Exercise prompt: Render the material again word for word, skipping the pictures in it.

— START OF Material for the task —

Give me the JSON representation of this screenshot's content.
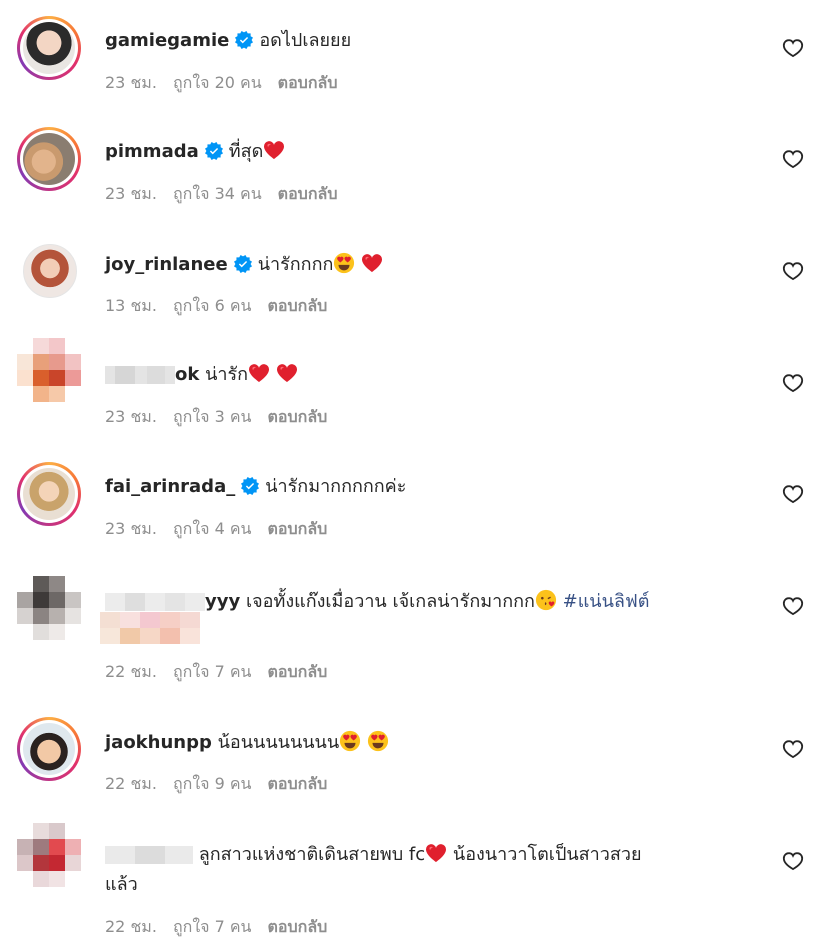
{
  "comments": [
    {
      "user": "gamiegamie",
      "text": "อดไปเลยยย",
      "time": "23 ชม.",
      "likes": "ถูกใจ 20 คน",
      "reply": "ตอบกลับ"
    },
    {
      "user": "pimmada",
      "text": "ที่สุด",
      "time": "23 ชม.",
      "likes": "ถูกใจ 34 คน",
      "reply": "ตอบกลับ"
    },
    {
      "user": "joy_rinlanee",
      "text": "น่ารักกกก",
      "time": "13 ชม.",
      "likes": "ถูกใจ 6 คน",
      "reply": "ตอบกลับ"
    },
    {
      "user": "ok",
      "text": "น่ารัก",
      "time": "23 ชม.",
      "likes": "ถูกใจ 3 คน",
      "reply": "ตอบกลับ"
    },
    {
      "user": "fai_arinrada_",
      "text": "น่ารักมากกกกกค่ะ",
      "time": "23 ชม.",
      "likes": "ถูกใจ 4 คน",
      "reply": "ตอบกลับ"
    },
    {
      "user": "yyy",
      "text": "เจอทั้งแก๊งเมื่อวาน เจ้เกลน่ารักมากกก",
      "hashtag": "#แน่นลิฟต์",
      "time": "22 ชม.",
      "likes": "ถูกใจ 7 คน",
      "reply": "ตอบกลับ"
    },
    {
      "user": "jaokhunpp",
      "text": "น้อนนนนนนนน",
      "time": "22 ชม.",
      "likes": "ถูกใจ 9 คน",
      "reply": "ตอบกลับ"
    },
    {
      "user": "j",
      "text": "ลูกสาวแห่งชาติเดินสายพบ fc",
      "text2": "น้องนาวาโตเป็นสาวสวย",
      "text3": "แล้ว",
      "time": "22 ชม.",
      "likes": "ถูกใจ 7 คน",
      "reply": "ตอบกลับ"
    }
  ],
  "icons": {
    "verified": "verified-badge-icon",
    "like": "heart-outline-icon",
    "emoji_heart": "red-heart-emoji",
    "emoji_love": "heart-eyes-emoji",
    "emoji_kiss": "kiss-emoji"
  },
  "colors": {
    "verified": "#0095f6",
    "link": "#385185",
    "muted": "#8e8e8e",
    "heart": "#ed4956"
  }
}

— END OF Material for the task —

The result:
Give me the JSON representation of this screenshot's content.
{
  "comments": [
    {
      "user": "gamiegamie",
      "text": "อดไปเลยยย",
      "time": "23 ชม.",
      "likes": "ถูกใจ 20 คน",
      "reply": "ตอบกลับ"
    },
    {
      "user": "pimmada",
      "text": "ที่สุด",
      "time": "23 ชม.",
      "likes": "ถูกใจ 34 คน",
      "reply": "ตอบกลับ"
    },
    {
      "user": "joy_rinlanee",
      "text": "น่ารักกกก",
      "time": "13 ชม.",
      "likes": "ถูกใจ 6 คน",
      "reply": "ตอบกลับ"
    },
    {
      "user": "ok",
      "text": "น่ารัก",
      "time": "23 ชม.",
      "likes": "ถูกใจ 3 คน",
      "reply": "ตอบกลับ"
    },
    {
      "user": "fai_arinrada_",
      "text": "น่ารักมากกกกกค่ะ",
      "time": "23 ชม.",
      "likes": "ถูกใจ 4 คน",
      "reply": "ตอบกลับ"
    },
    {
      "user": "yyy",
      "text": "เจอทั้งแก๊งเมื่อวาน เจ้เกลน่ารักมากกก",
      "hashtag": "#แน่นลิฟต์",
      "time": "22 ชม.",
      "likes": "ถูกใจ 7 คน",
      "reply": "ตอบกลับ"
    },
    {
      "user": "jaokhunpp",
      "text": "น้อนนนนนนนน",
      "time": "22 ชม.",
      "likes": "ถูกใจ 9 คน",
      "reply": "ตอบกลับ"
    },
    {
      "user": "j",
      "text": "ลูกสาวแห่งชาติเดินสายพบ fc",
      "text2": "น้องนาวาโตเป็นสาวสวย",
      "text3": "แล้ว",
      "time": "22 ชม.",
      "likes": "ถูกใจ 7 คน",
      "reply": "ตอบกลับ"
    }
  ],
  "icons": {
    "verified": "verified-badge-icon",
    "like": "heart-outline-icon",
    "emoji_heart": "red-heart-emoji",
    "emoji_love": "heart-eyes-emoji",
    "emoji_kiss": "kiss-emoji"
  },
  "colors": {
    "verified": "#0095f6",
    "link": "#385185",
    "muted": "#8e8e8e",
    "heart": "#ed4956"
  }
}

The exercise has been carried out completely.